BRIEF >>
Set down all of the data exactly as it appears.

MATERIAL SUPPLIED >>
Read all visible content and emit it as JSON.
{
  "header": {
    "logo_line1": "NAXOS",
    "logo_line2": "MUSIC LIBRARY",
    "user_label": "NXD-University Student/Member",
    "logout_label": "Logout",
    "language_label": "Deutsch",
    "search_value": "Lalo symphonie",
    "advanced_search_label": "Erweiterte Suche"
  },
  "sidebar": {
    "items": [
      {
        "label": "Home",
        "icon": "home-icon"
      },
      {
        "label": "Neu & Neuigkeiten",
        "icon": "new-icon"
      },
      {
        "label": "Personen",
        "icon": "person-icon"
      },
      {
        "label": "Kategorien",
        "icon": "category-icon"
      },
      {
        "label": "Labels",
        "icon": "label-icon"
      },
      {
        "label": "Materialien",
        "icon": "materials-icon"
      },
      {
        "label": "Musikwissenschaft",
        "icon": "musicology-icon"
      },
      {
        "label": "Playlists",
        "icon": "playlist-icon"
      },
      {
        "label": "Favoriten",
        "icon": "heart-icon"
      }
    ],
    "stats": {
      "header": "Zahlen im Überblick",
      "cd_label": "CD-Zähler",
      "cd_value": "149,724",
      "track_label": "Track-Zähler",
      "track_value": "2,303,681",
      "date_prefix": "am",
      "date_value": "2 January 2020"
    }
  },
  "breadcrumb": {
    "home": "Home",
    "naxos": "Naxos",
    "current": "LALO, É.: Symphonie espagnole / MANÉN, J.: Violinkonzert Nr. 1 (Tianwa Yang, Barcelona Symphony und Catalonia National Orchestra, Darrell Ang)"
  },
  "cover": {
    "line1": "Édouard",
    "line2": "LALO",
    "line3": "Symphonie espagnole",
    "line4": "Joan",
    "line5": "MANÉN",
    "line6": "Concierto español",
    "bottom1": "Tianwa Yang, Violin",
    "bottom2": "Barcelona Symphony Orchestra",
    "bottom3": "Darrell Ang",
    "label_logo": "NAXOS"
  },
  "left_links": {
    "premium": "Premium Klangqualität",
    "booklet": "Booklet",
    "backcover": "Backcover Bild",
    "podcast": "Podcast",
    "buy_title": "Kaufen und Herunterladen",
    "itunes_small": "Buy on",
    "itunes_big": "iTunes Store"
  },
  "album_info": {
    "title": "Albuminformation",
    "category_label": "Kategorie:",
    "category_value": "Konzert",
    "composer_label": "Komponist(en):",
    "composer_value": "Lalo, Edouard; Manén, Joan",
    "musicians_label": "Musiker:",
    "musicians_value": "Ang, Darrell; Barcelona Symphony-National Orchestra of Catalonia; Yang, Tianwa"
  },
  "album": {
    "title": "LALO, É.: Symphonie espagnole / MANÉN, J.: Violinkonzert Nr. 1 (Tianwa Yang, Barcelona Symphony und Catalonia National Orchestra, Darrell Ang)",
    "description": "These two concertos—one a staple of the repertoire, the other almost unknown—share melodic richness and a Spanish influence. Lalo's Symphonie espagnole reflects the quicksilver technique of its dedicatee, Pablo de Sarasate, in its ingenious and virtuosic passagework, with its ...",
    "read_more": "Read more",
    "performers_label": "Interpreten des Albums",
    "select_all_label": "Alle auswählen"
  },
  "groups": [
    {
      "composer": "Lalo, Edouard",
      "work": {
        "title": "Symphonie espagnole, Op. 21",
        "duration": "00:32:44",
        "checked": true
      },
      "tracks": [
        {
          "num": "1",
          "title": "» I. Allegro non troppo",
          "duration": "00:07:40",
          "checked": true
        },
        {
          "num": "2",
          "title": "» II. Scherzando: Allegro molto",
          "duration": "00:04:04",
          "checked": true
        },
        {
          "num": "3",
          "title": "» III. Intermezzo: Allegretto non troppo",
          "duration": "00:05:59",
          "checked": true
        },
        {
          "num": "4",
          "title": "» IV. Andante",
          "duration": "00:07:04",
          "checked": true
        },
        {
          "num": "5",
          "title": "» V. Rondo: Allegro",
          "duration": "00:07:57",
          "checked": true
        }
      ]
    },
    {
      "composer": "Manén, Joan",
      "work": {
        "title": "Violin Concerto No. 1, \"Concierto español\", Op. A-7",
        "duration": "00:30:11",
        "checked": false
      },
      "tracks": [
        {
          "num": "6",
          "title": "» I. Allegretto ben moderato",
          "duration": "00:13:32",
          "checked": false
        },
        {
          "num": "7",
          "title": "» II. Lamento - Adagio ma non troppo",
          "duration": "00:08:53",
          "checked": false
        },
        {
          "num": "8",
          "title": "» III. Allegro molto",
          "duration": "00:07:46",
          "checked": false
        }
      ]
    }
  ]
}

FULL RESPONSE >>
Read all visible content and emit it as JSON.
{
  "header": {
    "logo_line1": "NAXOS",
    "logo_line2": "MUSIC LIBRARY",
    "user_label": "NXD-University Student/Member",
    "logout_label": "Logout",
    "language_label": "Deutsch",
    "search_value": "Lalo symphonie",
    "advanced_search_label": "Erweiterte Suche"
  },
  "sidebar": {
    "items": [
      {
        "label": "Home",
        "icon": "home-icon"
      },
      {
        "label": "Neu & Neuigkeiten",
        "icon": "new-icon"
      },
      {
        "label": "Personen",
        "icon": "person-icon"
      },
      {
        "label": "Kategorien",
        "icon": "category-icon"
      },
      {
        "label": "Labels",
        "icon": "label-icon"
      },
      {
        "label": "Materialien",
        "icon": "materials-icon"
      },
      {
        "label": "Musikwissenschaft",
        "icon": "musicology-icon"
      },
      {
        "label": "Playlists",
        "icon": "playlist-icon"
      },
      {
        "label": "Favoriten",
        "icon": "heart-icon"
      }
    ],
    "stats": {
      "header": "Zahlen im Überblick",
      "cd_label": "CD-Zähler",
      "cd_value": "149,724",
      "track_label": "Track-Zähler",
      "track_value": "2,303,681",
      "date_prefix": "am",
      "date_value": "2 January 2020"
    }
  },
  "breadcrumb": {
    "home": "Home",
    "naxos": "Naxos",
    "current": "LALO, É.: Symphonie espagnole / MANÉN, J.: Violinkonzert Nr. 1 (Tianwa Yang, Barcelona Symphony und Catalonia National Orchestra, Darrell Ang)"
  },
  "cover": {
    "line1": "Édouard",
    "line2": "LALO",
    "line3": "Symphonie espagnole",
    "line4": "Joan",
    "line5": "MANÉN",
    "line6": "Concierto español",
    "bottom1": "Tianwa Yang, Violin",
    "bottom2": "Barcelona Symphony Orchestra",
    "bottom3": "Darrell Ang",
    "label_logo": "NAXOS"
  },
  "left_links": {
    "premium": "Premium Klangqualität",
    "booklet": "Booklet",
    "backcover": "Backcover Bild",
    "podcast": "Podcast",
    "buy_title": "Kaufen und Herunterladen",
    "itunes_small": "Buy on",
    "itunes_big": "iTunes Store"
  },
  "album_info": {
    "title": "Albuminformation",
    "category_label": "Kategorie:",
    "category_value": "Konzert",
    "composer_label": "Komponist(en):",
    "composer_value": "Lalo, Edouard; Manén, Joan",
    "musicians_label": "Musiker:",
    "musicians_value": "Ang, Darrell; Barcelona Symphony-National Orchestra of Catalonia; Yang, Tianwa"
  },
  "album": {
    "title": "LALO, É.: Symphonie espagnole / MANÉN, J.: Violinkonzert Nr. 1 (Tianwa Yang, Barcelona Symphony und Catalonia National Orchestra, Darrell Ang)",
    "description": "These two concertos—one a staple of the repertoire, the other almost unknown—share melodic richness and a Spanish influence. Lalo's Symphonie espagnole reflects the quicksilver technique of its dedicatee, Pablo de Sarasate, in its ingenious and virtuosic passagework, with its ...",
    "read_more": "Read more",
    "performers_label": "Interpreten des Albums",
    "select_all_label": "Alle auswählen"
  },
  "groups": [
    {
      "composer": "Lalo, Edouard",
      "work": {
        "title": "Symphonie espagnole, Op. 21",
        "duration": "00:32:44",
        "checked": true
      },
      "tracks": [
        {
          "num": "1",
          "title": "» I. Allegro non troppo",
          "duration": "00:07:40",
          "checked": true
        },
        {
          "num": "2",
          "title": "» II. Scherzando: Allegro molto",
          "duration": "00:04:04",
          "checked": true
        },
        {
          "num": "3",
          "title": "» III. Intermezzo: Allegretto non troppo",
          "duration": "00:05:59",
          "checked": true
        },
        {
          "num": "4",
          "title": "» IV. Andante",
          "duration": "00:07:04",
          "checked": true
        },
        {
          "num": "5",
          "title": "» V. Rondo: Allegro",
          "duration": "00:07:57",
          "checked": true
        }
      ]
    },
    {
      "composer": "Manén, Joan",
      "work": {
        "title": "Violin Concerto No. 1, \"Concierto español\", Op. A-7",
        "duration": "00:30:11",
        "checked": false
      },
      "tracks": [
        {
          "num": "6",
          "title": "» I. Allegretto ben moderato",
          "duration": "00:13:32",
          "checked": false
        },
        {
          "num": "7",
          "title": "» II. Lamento - Adagio ma non troppo",
          "duration": "00:08:53",
          "checked": false
        },
        {
          "num": "8",
          "title": "» III. Allegro molto",
          "duration": "00:07:46",
          "checked": false
        }
      ]
    }
  ]
}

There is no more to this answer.